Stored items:
-- BEGIN --
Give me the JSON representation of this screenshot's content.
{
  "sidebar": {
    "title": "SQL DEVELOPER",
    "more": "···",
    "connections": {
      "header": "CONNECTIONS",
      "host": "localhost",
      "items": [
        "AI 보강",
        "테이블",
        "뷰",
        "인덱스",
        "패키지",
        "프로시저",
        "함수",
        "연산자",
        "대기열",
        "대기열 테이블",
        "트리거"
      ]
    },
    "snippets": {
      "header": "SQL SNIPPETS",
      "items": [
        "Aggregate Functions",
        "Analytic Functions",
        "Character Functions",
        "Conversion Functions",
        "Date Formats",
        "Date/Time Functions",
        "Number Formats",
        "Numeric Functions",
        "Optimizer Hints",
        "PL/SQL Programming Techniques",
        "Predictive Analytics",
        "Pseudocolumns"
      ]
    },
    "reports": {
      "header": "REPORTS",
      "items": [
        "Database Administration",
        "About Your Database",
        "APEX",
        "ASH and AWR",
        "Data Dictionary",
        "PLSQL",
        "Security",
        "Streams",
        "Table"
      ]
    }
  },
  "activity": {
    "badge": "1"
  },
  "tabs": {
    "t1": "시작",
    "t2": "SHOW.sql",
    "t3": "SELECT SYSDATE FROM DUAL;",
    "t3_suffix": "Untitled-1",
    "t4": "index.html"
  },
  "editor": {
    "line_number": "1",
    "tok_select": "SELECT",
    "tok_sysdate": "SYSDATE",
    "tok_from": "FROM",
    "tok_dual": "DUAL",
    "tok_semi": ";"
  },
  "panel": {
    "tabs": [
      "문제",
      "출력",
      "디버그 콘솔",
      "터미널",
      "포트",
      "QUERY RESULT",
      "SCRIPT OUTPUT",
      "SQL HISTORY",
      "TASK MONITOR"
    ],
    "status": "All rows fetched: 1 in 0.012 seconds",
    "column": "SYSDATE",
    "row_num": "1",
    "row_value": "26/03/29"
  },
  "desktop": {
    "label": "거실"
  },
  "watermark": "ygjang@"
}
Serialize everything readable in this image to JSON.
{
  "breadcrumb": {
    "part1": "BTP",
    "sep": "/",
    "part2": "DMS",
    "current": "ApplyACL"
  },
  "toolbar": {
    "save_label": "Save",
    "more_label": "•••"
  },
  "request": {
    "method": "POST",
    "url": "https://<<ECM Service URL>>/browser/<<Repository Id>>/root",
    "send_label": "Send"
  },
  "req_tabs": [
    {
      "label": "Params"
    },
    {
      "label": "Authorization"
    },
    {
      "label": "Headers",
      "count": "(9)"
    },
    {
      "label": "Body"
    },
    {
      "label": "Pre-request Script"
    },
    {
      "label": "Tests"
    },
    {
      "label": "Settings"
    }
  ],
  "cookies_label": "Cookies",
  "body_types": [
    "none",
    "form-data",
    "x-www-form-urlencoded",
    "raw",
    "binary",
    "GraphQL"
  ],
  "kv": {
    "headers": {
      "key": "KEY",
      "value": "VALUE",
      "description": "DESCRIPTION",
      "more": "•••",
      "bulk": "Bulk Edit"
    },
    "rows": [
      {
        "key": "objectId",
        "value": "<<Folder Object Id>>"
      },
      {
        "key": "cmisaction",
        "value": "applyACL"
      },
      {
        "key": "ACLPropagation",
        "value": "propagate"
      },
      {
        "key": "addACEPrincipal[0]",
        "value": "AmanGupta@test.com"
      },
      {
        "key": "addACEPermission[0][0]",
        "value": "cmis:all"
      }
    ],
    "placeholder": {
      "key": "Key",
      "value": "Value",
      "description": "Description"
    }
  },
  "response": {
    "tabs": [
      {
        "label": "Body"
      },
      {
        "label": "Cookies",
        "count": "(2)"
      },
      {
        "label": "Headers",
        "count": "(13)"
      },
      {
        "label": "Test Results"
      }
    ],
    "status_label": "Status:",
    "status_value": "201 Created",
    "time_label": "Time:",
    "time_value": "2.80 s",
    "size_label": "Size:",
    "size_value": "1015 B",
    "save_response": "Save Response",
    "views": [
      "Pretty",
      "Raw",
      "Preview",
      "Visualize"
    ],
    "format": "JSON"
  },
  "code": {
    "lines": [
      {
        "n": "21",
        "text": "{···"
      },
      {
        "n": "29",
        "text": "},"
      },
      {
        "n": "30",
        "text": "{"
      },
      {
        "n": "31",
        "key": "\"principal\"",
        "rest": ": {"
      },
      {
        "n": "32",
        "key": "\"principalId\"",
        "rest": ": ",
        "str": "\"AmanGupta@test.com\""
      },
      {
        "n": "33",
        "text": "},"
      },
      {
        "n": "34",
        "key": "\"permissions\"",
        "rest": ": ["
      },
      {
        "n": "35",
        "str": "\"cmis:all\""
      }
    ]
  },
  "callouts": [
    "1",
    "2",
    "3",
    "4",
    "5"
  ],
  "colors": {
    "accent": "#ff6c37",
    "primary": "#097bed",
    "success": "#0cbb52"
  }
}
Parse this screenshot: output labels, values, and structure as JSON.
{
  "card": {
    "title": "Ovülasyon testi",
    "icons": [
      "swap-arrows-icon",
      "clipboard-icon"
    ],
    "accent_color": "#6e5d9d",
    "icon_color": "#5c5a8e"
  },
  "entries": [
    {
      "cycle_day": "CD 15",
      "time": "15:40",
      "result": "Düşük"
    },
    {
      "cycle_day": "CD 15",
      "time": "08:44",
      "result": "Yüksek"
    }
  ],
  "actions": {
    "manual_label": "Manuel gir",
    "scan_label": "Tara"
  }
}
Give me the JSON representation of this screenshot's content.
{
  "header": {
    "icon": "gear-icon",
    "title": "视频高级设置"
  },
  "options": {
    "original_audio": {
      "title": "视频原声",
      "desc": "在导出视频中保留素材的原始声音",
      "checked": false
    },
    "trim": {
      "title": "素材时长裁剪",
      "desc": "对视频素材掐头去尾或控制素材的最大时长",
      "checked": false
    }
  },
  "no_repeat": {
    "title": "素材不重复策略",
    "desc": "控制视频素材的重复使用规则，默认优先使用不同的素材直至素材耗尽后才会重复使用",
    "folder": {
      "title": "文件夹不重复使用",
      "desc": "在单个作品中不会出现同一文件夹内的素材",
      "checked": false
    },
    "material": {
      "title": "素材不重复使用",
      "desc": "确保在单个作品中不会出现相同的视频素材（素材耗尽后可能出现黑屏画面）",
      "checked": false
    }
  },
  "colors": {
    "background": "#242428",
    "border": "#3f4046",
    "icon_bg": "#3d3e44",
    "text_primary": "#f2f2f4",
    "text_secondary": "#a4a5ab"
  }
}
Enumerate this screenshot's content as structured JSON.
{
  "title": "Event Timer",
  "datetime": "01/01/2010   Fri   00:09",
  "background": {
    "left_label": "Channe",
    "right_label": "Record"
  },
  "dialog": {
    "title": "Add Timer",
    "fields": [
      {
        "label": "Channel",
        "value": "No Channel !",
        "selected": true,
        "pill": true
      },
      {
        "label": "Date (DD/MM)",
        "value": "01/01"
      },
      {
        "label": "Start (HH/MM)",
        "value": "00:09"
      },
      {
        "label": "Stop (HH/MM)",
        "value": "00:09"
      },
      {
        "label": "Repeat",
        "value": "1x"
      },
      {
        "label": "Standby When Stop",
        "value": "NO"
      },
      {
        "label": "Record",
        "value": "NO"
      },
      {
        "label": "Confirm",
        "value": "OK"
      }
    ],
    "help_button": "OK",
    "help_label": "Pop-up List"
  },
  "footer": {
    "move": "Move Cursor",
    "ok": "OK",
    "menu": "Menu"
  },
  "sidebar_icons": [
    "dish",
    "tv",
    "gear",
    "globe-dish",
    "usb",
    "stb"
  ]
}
-- END --
▶ [Task instructions] Search the listing for the string "SYSDATE". Copy each line where it turns up.

▶ [Written solution]
    "t3": "SELECT SYSDATE FROM DUAL;",
    "tok_sysdate": "SYSDATE",
    "column": "SYSDATE",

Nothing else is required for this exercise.